WHAT YOU SHOULD DO:
All lines below must be repeated exactly, with the pictures omitted.

MATERIAL SHOWN:
⟨
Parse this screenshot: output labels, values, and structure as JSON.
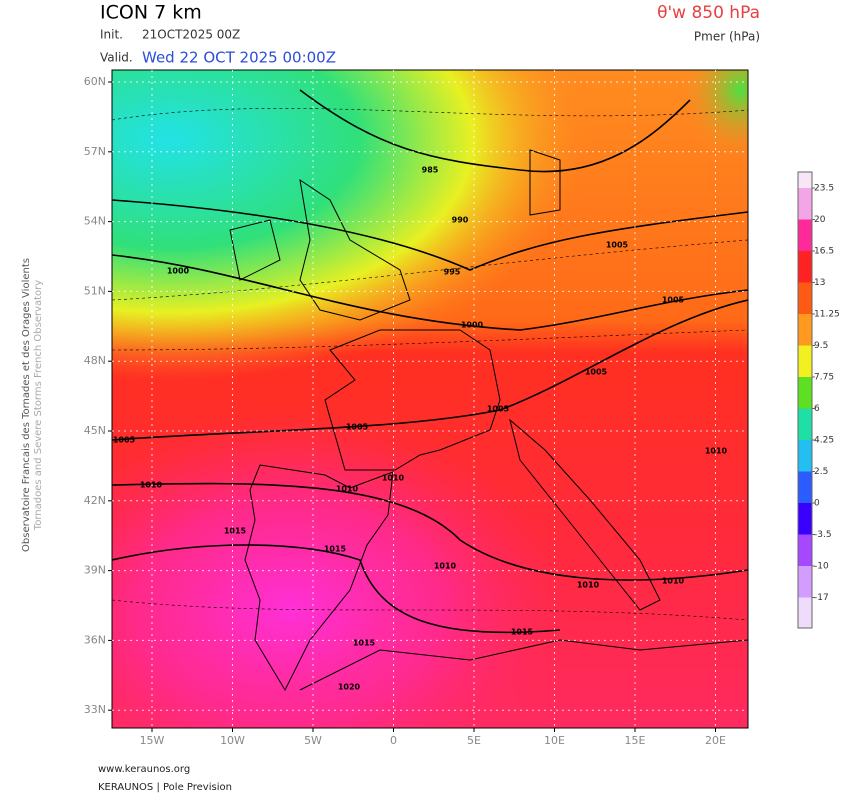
{
  "header": {
    "model": "ICON 7 km",
    "init_label": "Init.",
    "init": "21OCT2025 00Z",
    "valid_label": "Valid.",
    "valid": "Wed 22 OCT 2025 00:00Z",
    "parameter": "θ'w 850 hPa",
    "overlay": "Pmer (hPa)"
  },
  "map": {
    "lat_labels": [
      "60N",
      "57N",
      "54N",
      "51N",
      "48N",
      "45N",
      "42N",
      "39N",
      "36N",
      "33N"
    ],
    "lon_labels": [
      "15W",
      "10W",
      "5W",
      "0",
      "5E",
      "10E",
      "15E",
      "20E"
    ],
    "isobar_labels": [
      "985",
      "990",
      "995",
      "1000",
      "1000",
      "1005",
      "1005",
      "1005",
      "1005",
      "1005",
      "1005",
      "1010",
      "1010",
      "1010",
      "1010",
      "1010",
      "1010",
      "1010",
      "1015",
      "1015",
      "1015",
      "1015",
      "1020"
    ]
  },
  "colorbar": {
    "ticks": [
      23.5,
      20,
      16.5,
      13,
      11.25,
      9.5,
      7.75,
      6,
      4.25,
      2.5,
      0,
      -3.5,
      -10,
      -17
    ],
    "colors": [
      "#f6e6f6",
      "#f2a6e6",
      "#ff2a9a",
      "#ff2222",
      "#ff5a14",
      "#ff9a1e",
      "#f2f020",
      "#5ee022",
      "#1ee0a6",
      "#22bff0",
      "#2a5cff",
      "#3a00ff",
      "#a548ff",
      "#d39cff",
      "#eedcfa"
    ]
  },
  "sidebar": {
    "french": "Observatoire Francais des Tornades et des Orages Violents",
    "english": "Tornadoes and Severe Storms French Observatory"
  },
  "footer": {
    "url": "www.keraunos.org",
    "credit": "KERAUNOS | Pole Prevision"
  }
}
⟩
FULL SOLUTION:
Parse this screenshot: output labels, values, and structure as JSON.
{
  "header": {
    "model": "ICON 7 km",
    "init_label": "Init.",
    "init": "21OCT2025 00Z",
    "valid_label": "Valid.",
    "valid": "Wed 22 OCT 2025 00:00Z",
    "parameter": "θ'w 850 hPa",
    "overlay": "Pmer (hPa)"
  },
  "map": {
    "lat_labels": [
      "60N",
      "57N",
      "54N",
      "51N",
      "48N",
      "45N",
      "42N",
      "39N",
      "36N",
      "33N"
    ],
    "lon_labels": [
      "15W",
      "10W",
      "5W",
      "0",
      "5E",
      "10E",
      "15E",
      "20E"
    ],
    "isobar_labels": [
      "985",
      "990",
      "995",
      "1000",
      "1000",
      "1005",
      "1005",
      "1005",
      "1005",
      "1005",
      "1005",
      "1010",
      "1010",
      "1010",
      "1010",
      "1010",
      "1010",
      "1010",
      "1015",
      "1015",
      "1015",
      "1015",
      "1020"
    ]
  },
  "colorbar": {
    "ticks": [
      23.5,
      20,
      16.5,
      13,
      11.25,
      9.5,
      7.75,
      6,
      4.25,
      2.5,
      0,
      -3.5,
      -10,
      -17
    ],
    "colors": [
      "#f6e6f6",
      "#f2a6e6",
      "#ff2a9a",
      "#ff2222",
      "#ff5a14",
      "#ff9a1e",
      "#f2f020",
      "#5ee022",
      "#1ee0a6",
      "#22bff0",
      "#2a5cff",
      "#3a00ff",
      "#a548ff",
      "#d39cff",
      "#eedcfa"
    ]
  },
  "sidebar": {
    "french": "Observatoire Francais des Tornades et des Orages Violents",
    "english": "Tornadoes and Severe Storms French Observatory"
  },
  "footer": {
    "url": "www.keraunos.org",
    "credit": "KERAUNOS | Pole Prevision"
  }
}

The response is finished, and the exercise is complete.